● **What is needed**
Quote the listing below in its entirety.

● **Data for processing**
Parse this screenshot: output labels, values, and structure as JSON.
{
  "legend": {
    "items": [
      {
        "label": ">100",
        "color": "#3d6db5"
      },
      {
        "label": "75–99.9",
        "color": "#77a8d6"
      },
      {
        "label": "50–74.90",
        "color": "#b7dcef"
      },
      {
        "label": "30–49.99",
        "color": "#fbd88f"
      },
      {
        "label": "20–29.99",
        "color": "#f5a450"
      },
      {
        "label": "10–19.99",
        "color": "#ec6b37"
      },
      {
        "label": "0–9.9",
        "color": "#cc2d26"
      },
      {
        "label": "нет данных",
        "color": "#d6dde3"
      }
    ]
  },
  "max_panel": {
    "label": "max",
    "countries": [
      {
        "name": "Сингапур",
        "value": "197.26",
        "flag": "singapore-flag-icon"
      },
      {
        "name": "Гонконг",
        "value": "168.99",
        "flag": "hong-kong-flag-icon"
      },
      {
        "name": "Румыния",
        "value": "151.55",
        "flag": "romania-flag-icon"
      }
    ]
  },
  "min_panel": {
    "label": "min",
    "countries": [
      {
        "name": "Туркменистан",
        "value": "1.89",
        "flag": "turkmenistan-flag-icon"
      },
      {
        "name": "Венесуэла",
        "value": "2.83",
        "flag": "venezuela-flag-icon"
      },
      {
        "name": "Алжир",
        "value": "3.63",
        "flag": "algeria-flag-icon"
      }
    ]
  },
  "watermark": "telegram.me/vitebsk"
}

● **Exercise answer**
Parse this screenshot: output labels, values, and structure as JSON.
{
  "legend": {
    "items": [
      {
        "label": ">100",
        "color": "#3d6db5"
      },
      {
        "label": "75–99.9",
        "color": "#77a8d6"
      },
      {
        "label": "50–74.90",
        "color": "#b7dcef"
      },
      {
        "label": "30–49.99",
        "color": "#fbd88f"
      },
      {
        "label": "20–29.99",
        "color": "#f5a450"
      },
      {
        "label": "10–19.99",
        "color": "#ec6b37"
      },
      {
        "label": "0–9.9",
        "color": "#cc2d26"
      },
      {
        "label": "нет данных",
        "color": "#d6dde3"
      }
    ]
  },
  "max_panel": {
    "label": "max",
    "countries": [
      {
        "name": "Сингапур",
        "value": "197.26",
        "flag": "singapore-flag-icon"
      },
      {
        "name": "Гонконг",
        "value": "168.99",
        "flag": "hong-kong-flag-icon"
      },
      {
        "name": "Румыния",
        "value": "151.55",
        "flag": "romania-flag-icon"
      }
    ]
  },
  "min_panel": {
    "label": "min",
    "countries": [
      {
        "name": "Туркменистан",
        "value": "1.89",
        "flag": "turkmenistan-flag-icon"
      },
      {
        "name": "Венесуэла",
        "value": "2.83",
        "flag": "venezuela-flag-icon"
      },
      {
        "name": "Алжир",
        "value": "3.63",
        "flag": "algeria-flag-icon"
      }
    ]
  },
  "watermark": "telegram.me/vitebsk"
}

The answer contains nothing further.